What the task asks >> Only the pictures are to be left out; set down the rest of the records exactly.

Records for the task >>
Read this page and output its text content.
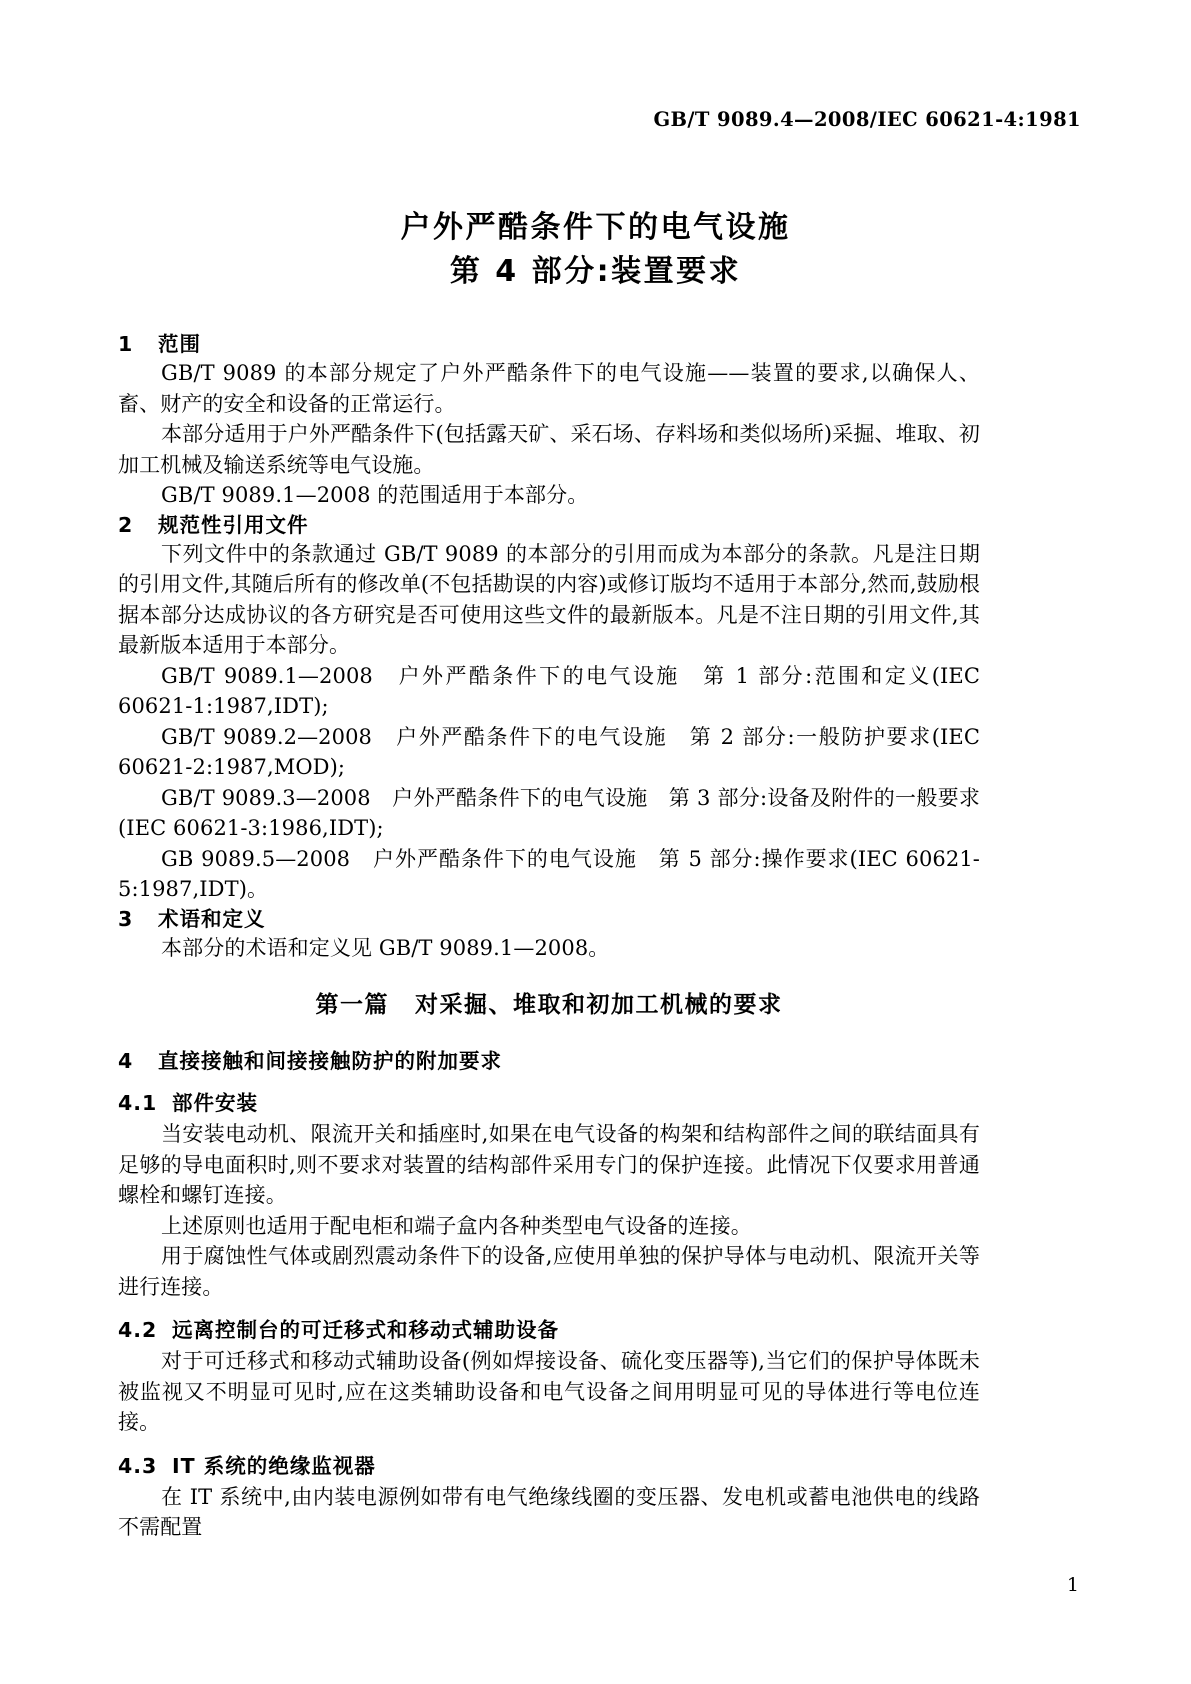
GB/T 9089.4—2008/IEC 60621-4:1981
户外严酷条件下的电气设施
第 4 部分:装置要求
1 范围

GB/T 9089 的本部分规定了户外严酷条件下的电气设施——装置的要求,以确保人、畜、财产的安全和设备的正常运行。

本部分适用于户外严酷条件下(包括露天矿、采石场、存料场和类似场所)采掘、堆取、初加工机械及输送系统等电气设施。

GB/T 9089.1—2008 的范围适用于本部分。

2 规范性引用文件

下列文件中的条款通过 GB/T 9089 的本部分的引用而成为本部分的条款。凡是注日期的引用文件,其随后所有的修改单(不包括勘误的内容)或修订版均不适用于本部分,然而,鼓励根据本部分达成协议的各方研究是否可使用这些文件的最新版本。凡是不注日期的引用文件,其最新版本适用于本部分。

GB/T 9089.1—2008　户外严酷条件下的电气设施　第 1 部分:范围和定义(IEC 60621-1:1987,IDT);

GB/T 9089.2—2008　户外严酷条件下的电气设施　第 2 部分:一般防护要求(IEC 60621-2:1987,MOD);

GB/T 9089.3—2008　户外严酷条件下的电气设施　第 3 部分:设备及附件的一般要求(IEC 60621-3:1986,IDT);

GB 9089.5—2008　户外严酷条件下的电气设施　第 5 部分:操作要求(IEC 60621-5:1987,IDT)。

3 术语和定义

本部分的术语和定义见 GB/T 9089.1—2008。

第一篇 对采掘、堆取和初加工机械的要求
4 直接接触和间接接触防护的附加要求
4.1 部件安装

当安装电动机、限流开关和插座时,如果在电气设备的构架和结构部件之间的联结面具有足够的导电面积时,则不要求对装置的结构部件采用专门的保护连接。此情况下仅要求用普通螺栓和螺钉连接。

上述原则也适用于配电柜和端子盒内各种类型电气设备的连接。

用于腐蚀性气体或剧烈震动条件下的设备,应使用单独的保护导体与电动机、限流开关等进行连接。

4.2 远离控制台的可迁移式和移动式辅助设备

对于可迁移式和移动式辅助设备(例如焊接设备、硫化变压器等),当它们的保护导体既未被监视又不明显可见时,应在这类辅助设备和电气设备之间用明显可见的导体进行等电位连接。

4.3 IT 系统的绝缘监视器

在 IT 系统中,由内装电源例如带有电气绝缘线圈的变压器、发电机或蓄电池供电的线路不需配置

1
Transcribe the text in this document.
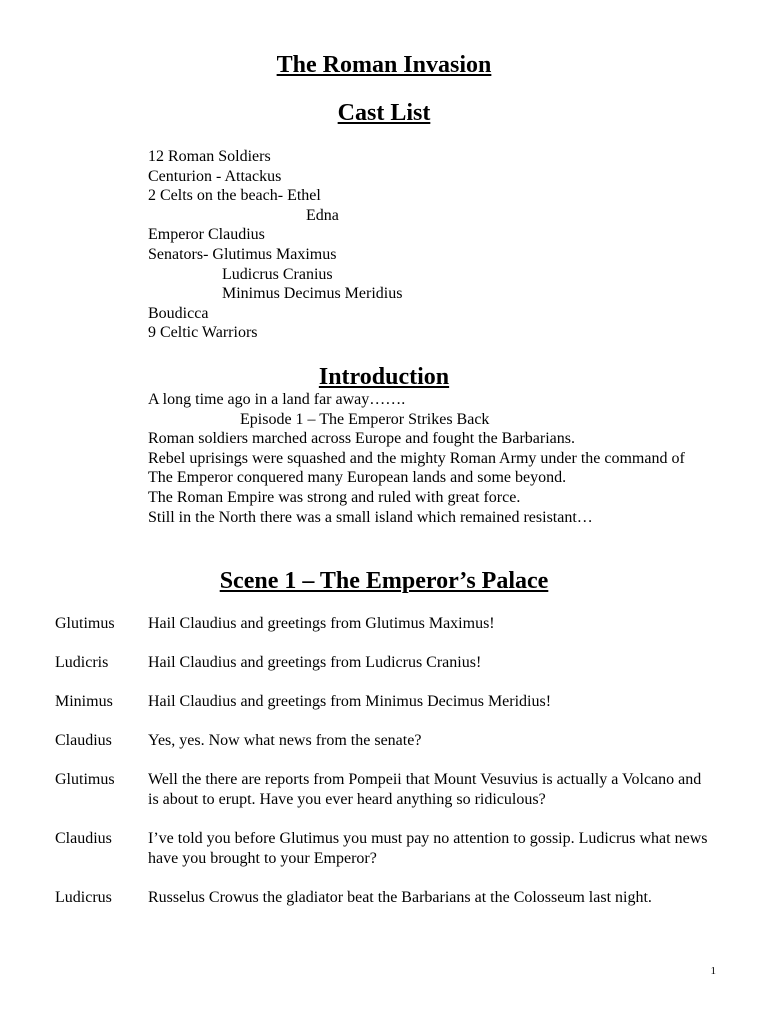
The Roman Invasion
Cast List
12 Roman Soldiers
Centurion - Attackus
2 Celts on the beach- Ethel
Edna
Emperor Claudius
Senators- Glutimus Maximus
Ludicrus Cranius
Minimus Decimus Meridius
Boudicca
9 Celtic Warriors
Introduction

A long time ago in a land far away…….

Episode 1 – The Emperor Strikes Back

Roman soldiers marched across Europe and fought the Barbarians.

Rebel uprisings were squashed and the mighty Roman Army under the command of The Emperor conquered many European lands and some beyond.

The Roman Empire was strong and ruled with great force.

Still in the North there was a small island which remained resistant…

Scene 1 – The Emperor’s Palace
Glutimus	Hail Claudius and greetings from Glutimus Maximus!
Ludicris	Hail Claudius and greetings from Ludicrus Cranius!
Minimus	Hail Claudius and greetings from Minimus Decimus Meridius!
Claudius	Yes, yes. Now what news from the senate?
Glutimus	Well the there are reports from Pompeii that Mount Vesuvius is actually a Volcano and is about to erupt. Have you ever heard anything so ridiculous?
Claudius	I’ve told you before Glutimus you must pay no attention to gossip. Ludicrus what news have you brought to your Emperor?
Ludicrus	Russelus Crowus the gladiator beat the Barbarians at the Colosseum last night.
1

Response to the task >>
Read this page and output its text content.
GB/T 9089.4—2008/IEC 60621-4:1981
户外严酷条件下的电气设施
第 4 部分:装置要求
1 范围

GB/T 9089 的本部分规定了户外严酷条件下的电气设施——装置的要求,以确保人、畜、财产的安全和设备的正常运行。

本部分适用于户外严酷条件下(包括露天矿、采石场、存料场和类似场所)采掘、堆取、初加工机械及输送系统等电气设施。

GB/T 9089.1—2008 的范围适用于本部分。

2 规范性引用文件

下列文件中的条款通过 GB/T 9089 的本部分的引用而成为本部分的条款。凡是注日期的引用文件,其随后所有的修改单(不包括勘误的内容)或修订版均不适用于本部分,然而,鼓励根据本部分达成协议的各方研究是否可使用这些文件的最新版本。凡是不注日期的引用文件,其最新版本适用于本部分。

GB/T 9089.1—2008　户外严酷条件下的电气设施　第 1 部分:范围和定义(IEC 60621-1:1987,IDT);

GB/T 9089.2—2008　户外严酷条件下的电气设施　第 2 部分:一般防护要求(IEC 60621-2:1987,MOD);

GB/T 9089.3—2008　户外严酷条件下的电气设施　第 3 部分:设备及附件的一般要求(IEC 60621-3:1986,IDT);

GB 9089.5—2008　户外严酷条件下的电气设施　第 5 部分:操作要求(IEC 60621-5:1987,IDT)。

3 术语和定义

本部分的术语和定义见 GB/T 9089.1—2008。

第一篇 对采掘、堆取和初加工机械的要求
4 直接接触和间接接触防护的附加要求
4.1 部件安装

当安装电动机、限流开关和插座时,如果在电气设备的构架和结构部件之间的联结面具有足够的导电面积时,则不要求对装置的结构部件采用专门的保护连接。此情况下仅要求用普通螺栓和螺钉连接。

上述原则也适用于配电柜和端子盒内各种类型电气设备的连接。

用于腐蚀性气体或剧烈震动条件下的设备,应使用单独的保护导体与电动机、限流开关等进行连接。

4.2 远离控制台的可迁移式和移动式辅助设备

对于可迁移式和移动式辅助设备(例如焊接设备、硫化变压器等),当它们的保护导体既未被监视又不明显可见时,应在这类辅助设备和电气设备之间用明显可见的导体进行等电位连接。

4.3 IT 系统的绝缘监视器

在 IT 系统中,由内装电源例如带有电气绝缘线圈的变压器、发电机或蓄电池供电的线路不需配置

1
Transcribe the text in this document.
The Roman Invasion
Cast List
12 Roman Soldiers
Centurion - Attackus
2 Celts on the beach- Ethel
Edna
Emperor Claudius
Senators- Glutimus Maximus
Ludicrus Cranius
Minimus Decimus Meridius
Boudicca
9 Celtic Warriors
Introduction

A long time ago in a land far away…….

Episode 1 – The Emperor Strikes Back

Roman soldiers marched across Europe and fought the Barbarians.

Rebel uprisings were squashed and the mighty Roman Army under the command of The Emperor conquered many European lands and some beyond.

The Roman Empire was strong and ruled with great force.

Still in the North there was a small island which remained resistant…

Scene 1 – The Emperor’s Palace
Glutimus	Hail Claudius and greetings from Glutimus Maximus!
Ludicris	Hail Claudius and greetings from Ludicrus Cranius!
Minimus	Hail Claudius and greetings from Minimus Decimus Meridius!
Claudius	Yes, yes. Now what news from the senate?
Glutimus	Well the there are reports from Pompeii that Mount Vesuvius is actually a Volcano and is about to erupt. Have you ever heard anything so ridiculous?
Claudius	I’ve told you before Glutimus you must pay no attention to gossip. Ludicrus what news have you brought to your Emperor?
Ludicrus	Russelus Crowus the gladiator beat the Barbarians at the Colosseum last night.
1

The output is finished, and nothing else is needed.